Stated problem —
All entries are to be given again verbatim.

Entries —

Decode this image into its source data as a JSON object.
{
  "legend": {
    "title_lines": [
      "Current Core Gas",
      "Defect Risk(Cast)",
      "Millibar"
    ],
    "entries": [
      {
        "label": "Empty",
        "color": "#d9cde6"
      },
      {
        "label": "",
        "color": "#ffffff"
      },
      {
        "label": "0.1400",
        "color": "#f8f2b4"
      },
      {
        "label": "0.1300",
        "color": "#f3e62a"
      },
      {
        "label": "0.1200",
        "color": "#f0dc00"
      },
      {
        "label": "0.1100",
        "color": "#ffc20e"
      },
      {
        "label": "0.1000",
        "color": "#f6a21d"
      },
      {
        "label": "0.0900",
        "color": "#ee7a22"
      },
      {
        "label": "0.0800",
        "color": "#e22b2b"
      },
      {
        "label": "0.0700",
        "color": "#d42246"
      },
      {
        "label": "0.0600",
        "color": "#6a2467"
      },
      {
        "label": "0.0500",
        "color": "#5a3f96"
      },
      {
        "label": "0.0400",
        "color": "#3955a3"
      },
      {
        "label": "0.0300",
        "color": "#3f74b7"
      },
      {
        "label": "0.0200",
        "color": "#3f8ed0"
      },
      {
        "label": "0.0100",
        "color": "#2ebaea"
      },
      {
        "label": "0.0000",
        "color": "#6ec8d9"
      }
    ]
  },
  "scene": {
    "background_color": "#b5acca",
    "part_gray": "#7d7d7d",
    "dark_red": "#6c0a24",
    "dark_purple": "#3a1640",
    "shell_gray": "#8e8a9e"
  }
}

Reply —
Decode this image into its source data as a JSON object.
{
  "legend": {
    "title_lines": [
      "Current Core Gas",
      "Defect Risk(Cast)",
      "Millibar"
    ],
    "entries": [
      {
        "label": "Empty",
        "color": "#d9cde6"
      },
      {
        "label": "",
        "color": "#ffffff"
      },
      {
        "label": "0.1400",
        "color": "#f8f2b4"
      },
      {
        "label": "0.1300",
        "color": "#f3e62a"
      },
      {
        "label": "0.1200",
        "color": "#f0dc00"
      },
      {
        "label": "0.1100",
        "color": "#ffc20e"
      },
      {
        "label": "0.1000",
        "color": "#f6a21d"
      },
      {
        "label": "0.0900",
        "color": "#ee7a22"
      },
      {
        "label": "0.0800",
        "color": "#e22b2b"
      },
      {
        "label": "0.0700",
        "color": "#d42246"
      },
      {
        "label": "0.0600",
        "color": "#6a2467"
      },
      {
        "label": "0.0500",
        "color": "#5a3f96"
      },
      {
        "label": "0.0400",
        "color": "#3955a3"
      },
      {
        "label": "0.0300",
        "color": "#3f74b7"
      },
      {
        "label": "0.0200",
        "color": "#3f8ed0"
      },
      {
        "label": "0.0100",
        "color": "#2ebaea"
      },
      {
        "label": "0.0000",
        "color": "#6ec8d9"
      }
    ]
  },
  "scene": {
    "background_color": "#b5acca",
    "part_gray": "#7d7d7d",
    "dark_red": "#6c0a24",
    "dark_purple": "#3a1640",
    "shell_gray": "#8e8a9e"
  }
}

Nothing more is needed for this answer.